EXERCISE GOAL: Search the records for the word "Calefacción" and pick out every line that has it.

Recorded data:
*-*-*
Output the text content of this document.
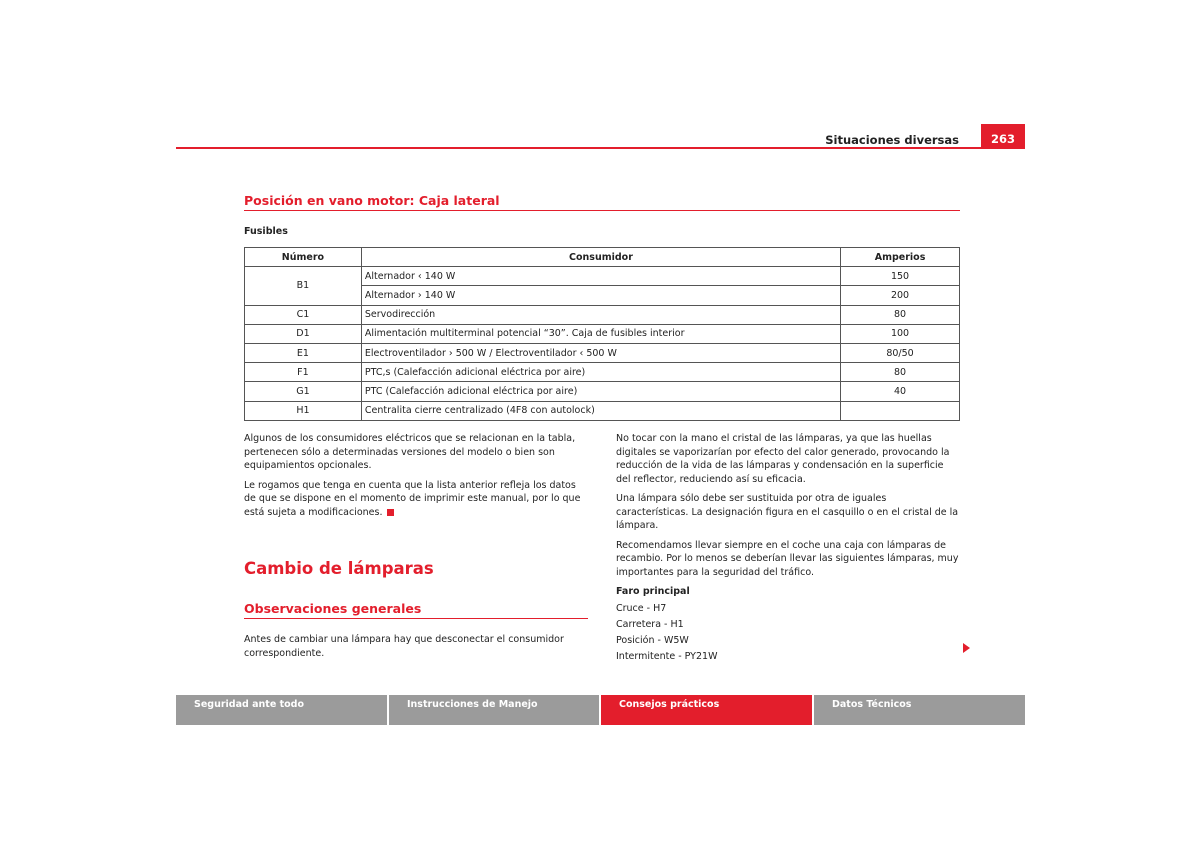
Situaciones diversas	263
Posición en vano motor: Caja lateral
Fusibles
Número	Consumidor	Amperios
B1	Alternador ‹ 140 W	150
	Alternador › 140 W	200
C1	Servodirección	80
D1	Alimentación multiterminal potencial “30”. Caja de fusibles interior	100
E1	Electroventilador › 500 W / Electroventilador ‹ 500 W	80/50
F1	PTC,s (Calefacción adicional eléctrica por aire)	80
G1	PTC (Calefacción adicional eléctrica por aire)	40
H1	Centralita cierre centralizado (4F8 con autolock)	

Algunos de los consumidores eléctricos que se relacionan en la tabla, pertenecen sólo a determinadas versiones del modelo o bien son equipamientos opcionales.

Le rogamos que tenga en cuenta que la lista anterior refleja los datos de que se dispone en el momento de imprimir este manual, por lo que está sujeta a modificaciones.

Cambio de lámparas
Observaciones generales
Antes de cambiar una lámpara hay que desconectar el consumidor correspondiente.

No tocar con la mano el cristal de las lámparas, ya que las huellas digitales se vaporizarían por efecto del calor generado, provocando la reducción de la vida de las lámparas y condensación en la superficie del reflector, reduciendo así su eficacia.

Una lámpara sólo debe ser sustituida por otra de iguales características. La designación figura en el casquillo o en el cristal de la lámpara.

Recomendamos llevar siempre en el coche una caja con lámparas de recambio. Por lo menos se deberían llevar las siguientes lámparas, muy importantes para la seguridad del tráfico.

Faro principal
Cruce - H7
Carretera - H1
Posición - W5W
Intermitente - PY21W
Seguridad ante todo	Instrucciones de Manejo	Consejos prácticos	Datos Técnicos
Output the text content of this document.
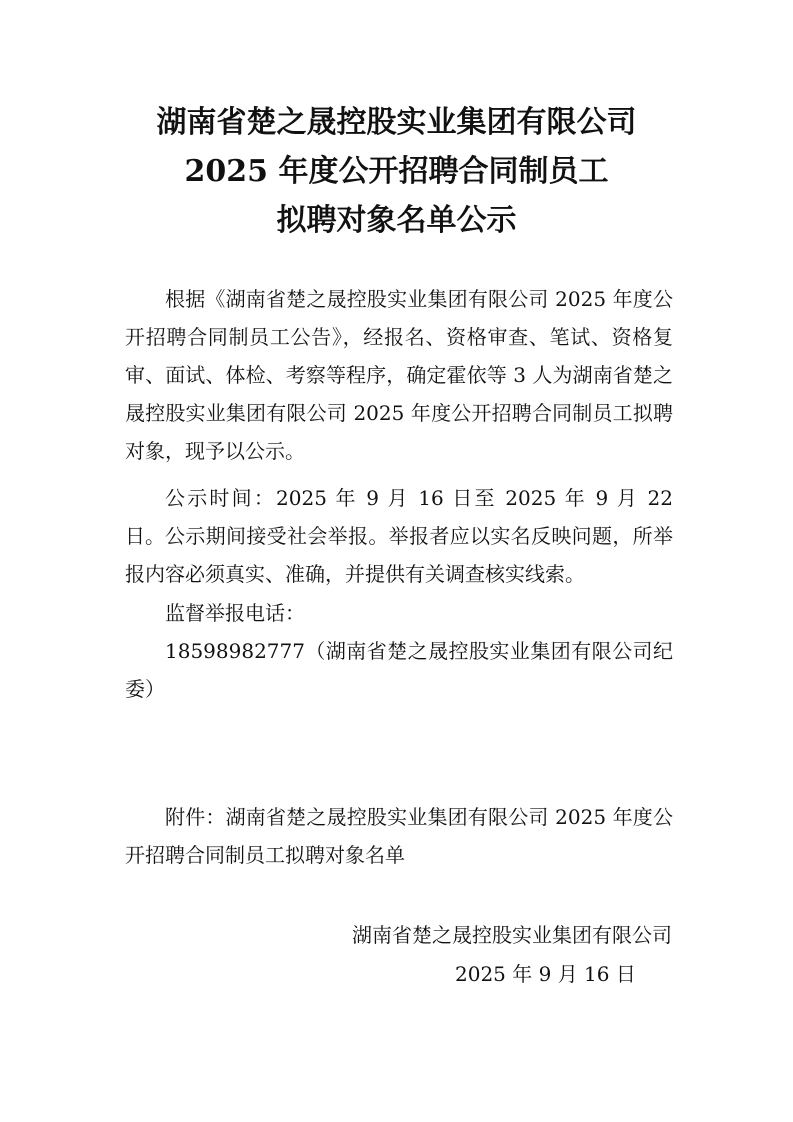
湖南省楚之晟控股实业集团有限公司
2025 年度公开招聘合同制员工
拟聘对象名单公示

根据《湖南省楚之晟控股实业集团有限公司 2025 年度公开招聘合同制员工公告》，经报名、资格审查、笔试、资格复审、面试、体检、考察等程序，确定霍依等 3 人为湖南省楚之晟控股实业集团有限公司 2025 年度公开招聘合同制员工拟聘对象，现予以公示。

公示时间：2025 年 9 月 16 日至 2025 年 9 月 22 日。 公示期间接受社会举报。举报者应以实名反映问题，所举报内容必须真实、准确，并提供有关调查核实线索。

监督举报电话：

18598982777（湖南省楚之晟控股实业集团有限公司纪委）

附件：湖南省楚之晟控股实业集团有限公司 2025 年度公开招聘合同制员工拟聘对象名单

湖南省楚之晟控股实业集团有限公司

2025 年 9 月 16 日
*-*-*
TASK RESULT:
F1	PTC,s (Calefacción adicional eléctrica por aire)	80
G1	PTC (Calefacción adicional eléctrica por aire)	40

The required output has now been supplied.